Your goal: Check each line of the data below for the word "title", then extract the ones that have it.

Stored records:
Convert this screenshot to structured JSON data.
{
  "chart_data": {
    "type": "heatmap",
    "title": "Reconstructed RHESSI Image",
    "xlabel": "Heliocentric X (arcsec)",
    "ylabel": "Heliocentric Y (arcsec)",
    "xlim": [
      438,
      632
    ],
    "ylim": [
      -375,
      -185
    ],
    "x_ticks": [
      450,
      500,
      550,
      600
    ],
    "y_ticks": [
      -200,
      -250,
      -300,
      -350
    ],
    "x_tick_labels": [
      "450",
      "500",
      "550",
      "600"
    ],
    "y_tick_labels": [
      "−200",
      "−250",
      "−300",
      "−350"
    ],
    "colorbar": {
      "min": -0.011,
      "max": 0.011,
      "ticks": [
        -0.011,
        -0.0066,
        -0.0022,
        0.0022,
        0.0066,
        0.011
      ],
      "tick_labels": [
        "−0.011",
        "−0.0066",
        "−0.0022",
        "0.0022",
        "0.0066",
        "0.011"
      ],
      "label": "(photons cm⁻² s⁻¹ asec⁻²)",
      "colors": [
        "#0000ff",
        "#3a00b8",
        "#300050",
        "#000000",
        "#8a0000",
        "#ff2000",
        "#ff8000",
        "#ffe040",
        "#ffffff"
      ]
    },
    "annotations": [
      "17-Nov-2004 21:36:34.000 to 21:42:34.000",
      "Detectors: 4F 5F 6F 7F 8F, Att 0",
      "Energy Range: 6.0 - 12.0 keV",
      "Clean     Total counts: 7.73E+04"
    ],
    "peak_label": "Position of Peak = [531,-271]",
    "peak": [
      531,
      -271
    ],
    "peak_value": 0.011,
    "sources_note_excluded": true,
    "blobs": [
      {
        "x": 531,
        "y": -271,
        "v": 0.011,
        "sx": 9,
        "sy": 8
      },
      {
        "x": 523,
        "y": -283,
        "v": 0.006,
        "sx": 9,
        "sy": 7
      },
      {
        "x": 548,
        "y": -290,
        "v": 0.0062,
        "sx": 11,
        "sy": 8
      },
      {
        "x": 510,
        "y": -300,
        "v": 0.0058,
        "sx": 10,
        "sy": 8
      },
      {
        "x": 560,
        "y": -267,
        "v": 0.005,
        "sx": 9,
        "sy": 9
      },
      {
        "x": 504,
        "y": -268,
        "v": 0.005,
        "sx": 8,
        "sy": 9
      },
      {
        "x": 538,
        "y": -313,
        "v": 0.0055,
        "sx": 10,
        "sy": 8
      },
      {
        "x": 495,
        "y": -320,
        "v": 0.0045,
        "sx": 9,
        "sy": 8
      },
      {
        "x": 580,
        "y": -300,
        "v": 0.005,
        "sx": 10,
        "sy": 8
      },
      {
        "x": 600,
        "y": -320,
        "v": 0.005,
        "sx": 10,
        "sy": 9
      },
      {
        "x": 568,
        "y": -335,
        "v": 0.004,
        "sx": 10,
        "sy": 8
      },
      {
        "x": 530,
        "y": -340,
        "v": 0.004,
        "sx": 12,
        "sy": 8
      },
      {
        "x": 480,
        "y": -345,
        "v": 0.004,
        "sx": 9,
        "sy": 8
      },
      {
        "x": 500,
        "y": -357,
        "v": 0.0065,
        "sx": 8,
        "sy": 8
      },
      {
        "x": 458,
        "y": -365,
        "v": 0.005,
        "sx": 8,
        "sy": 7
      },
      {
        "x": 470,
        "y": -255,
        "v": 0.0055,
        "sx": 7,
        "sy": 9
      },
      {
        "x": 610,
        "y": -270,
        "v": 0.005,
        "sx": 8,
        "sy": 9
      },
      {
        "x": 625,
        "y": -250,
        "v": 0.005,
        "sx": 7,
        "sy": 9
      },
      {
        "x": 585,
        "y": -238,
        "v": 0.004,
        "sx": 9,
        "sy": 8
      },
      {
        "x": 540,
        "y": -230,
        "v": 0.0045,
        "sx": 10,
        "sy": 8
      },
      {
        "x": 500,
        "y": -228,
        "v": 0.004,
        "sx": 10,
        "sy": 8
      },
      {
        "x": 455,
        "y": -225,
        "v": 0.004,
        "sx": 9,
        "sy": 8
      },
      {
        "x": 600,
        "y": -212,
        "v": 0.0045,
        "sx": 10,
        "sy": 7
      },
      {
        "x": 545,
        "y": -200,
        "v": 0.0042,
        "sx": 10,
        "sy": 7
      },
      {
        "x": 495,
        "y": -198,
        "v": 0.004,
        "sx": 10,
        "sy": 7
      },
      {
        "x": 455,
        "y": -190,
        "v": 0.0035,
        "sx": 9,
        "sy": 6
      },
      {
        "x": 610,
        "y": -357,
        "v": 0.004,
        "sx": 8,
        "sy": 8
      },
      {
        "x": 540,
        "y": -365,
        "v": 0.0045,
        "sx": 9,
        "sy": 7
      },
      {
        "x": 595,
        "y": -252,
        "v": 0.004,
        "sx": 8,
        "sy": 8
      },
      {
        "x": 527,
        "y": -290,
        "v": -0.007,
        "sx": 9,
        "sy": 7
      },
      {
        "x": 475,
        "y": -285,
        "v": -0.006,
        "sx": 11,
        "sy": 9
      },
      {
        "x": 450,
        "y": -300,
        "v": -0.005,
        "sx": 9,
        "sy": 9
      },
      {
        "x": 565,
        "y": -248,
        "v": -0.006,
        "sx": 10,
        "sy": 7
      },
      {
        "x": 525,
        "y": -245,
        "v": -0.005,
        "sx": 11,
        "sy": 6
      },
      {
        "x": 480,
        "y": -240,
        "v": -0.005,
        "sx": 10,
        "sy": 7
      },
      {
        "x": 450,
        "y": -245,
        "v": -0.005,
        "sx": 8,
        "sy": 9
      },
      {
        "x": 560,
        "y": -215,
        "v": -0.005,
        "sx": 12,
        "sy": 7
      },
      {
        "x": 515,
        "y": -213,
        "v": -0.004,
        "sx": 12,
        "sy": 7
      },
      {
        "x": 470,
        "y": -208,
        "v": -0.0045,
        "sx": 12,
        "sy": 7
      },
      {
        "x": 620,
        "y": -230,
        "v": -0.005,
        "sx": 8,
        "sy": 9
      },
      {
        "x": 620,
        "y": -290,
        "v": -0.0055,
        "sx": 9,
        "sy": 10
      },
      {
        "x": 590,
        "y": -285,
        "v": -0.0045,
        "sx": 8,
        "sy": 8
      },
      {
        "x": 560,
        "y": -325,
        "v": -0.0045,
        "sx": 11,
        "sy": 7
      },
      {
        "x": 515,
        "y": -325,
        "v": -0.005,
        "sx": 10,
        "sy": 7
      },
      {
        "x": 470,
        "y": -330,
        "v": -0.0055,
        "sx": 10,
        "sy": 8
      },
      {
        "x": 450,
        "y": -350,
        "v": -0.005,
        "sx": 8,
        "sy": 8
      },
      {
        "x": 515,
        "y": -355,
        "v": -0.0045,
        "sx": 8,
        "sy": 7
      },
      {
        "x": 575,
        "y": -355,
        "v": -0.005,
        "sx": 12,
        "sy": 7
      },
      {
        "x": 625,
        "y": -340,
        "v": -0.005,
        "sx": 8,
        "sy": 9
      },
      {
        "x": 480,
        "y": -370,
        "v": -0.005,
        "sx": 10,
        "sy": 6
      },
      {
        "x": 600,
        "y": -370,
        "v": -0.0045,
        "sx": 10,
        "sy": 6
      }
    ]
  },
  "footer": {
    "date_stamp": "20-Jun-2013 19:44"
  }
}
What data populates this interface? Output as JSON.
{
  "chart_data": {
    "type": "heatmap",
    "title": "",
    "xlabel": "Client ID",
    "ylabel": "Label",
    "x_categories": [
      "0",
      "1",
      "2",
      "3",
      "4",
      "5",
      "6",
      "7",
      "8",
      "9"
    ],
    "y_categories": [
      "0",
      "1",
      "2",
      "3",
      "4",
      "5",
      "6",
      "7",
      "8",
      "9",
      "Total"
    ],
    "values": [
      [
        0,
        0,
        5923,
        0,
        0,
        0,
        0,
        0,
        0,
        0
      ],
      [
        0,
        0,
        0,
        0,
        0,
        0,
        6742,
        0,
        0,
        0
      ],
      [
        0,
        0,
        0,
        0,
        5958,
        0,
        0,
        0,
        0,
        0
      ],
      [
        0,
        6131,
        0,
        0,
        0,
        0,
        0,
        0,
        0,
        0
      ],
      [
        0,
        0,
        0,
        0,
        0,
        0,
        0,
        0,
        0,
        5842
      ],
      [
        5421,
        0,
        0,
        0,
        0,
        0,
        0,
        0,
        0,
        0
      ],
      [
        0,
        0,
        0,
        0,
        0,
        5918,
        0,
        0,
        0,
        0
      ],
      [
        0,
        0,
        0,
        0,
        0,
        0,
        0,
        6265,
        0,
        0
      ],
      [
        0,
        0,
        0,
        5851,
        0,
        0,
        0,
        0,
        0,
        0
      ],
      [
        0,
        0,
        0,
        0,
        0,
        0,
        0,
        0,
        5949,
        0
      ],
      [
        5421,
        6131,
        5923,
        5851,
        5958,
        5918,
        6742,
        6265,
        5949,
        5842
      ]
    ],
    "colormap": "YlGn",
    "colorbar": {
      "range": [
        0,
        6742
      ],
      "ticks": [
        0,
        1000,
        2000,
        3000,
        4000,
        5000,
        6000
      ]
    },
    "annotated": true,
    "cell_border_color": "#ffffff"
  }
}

The reply:
    "title": "Reconstructed RHESSI Image",
    "title": "",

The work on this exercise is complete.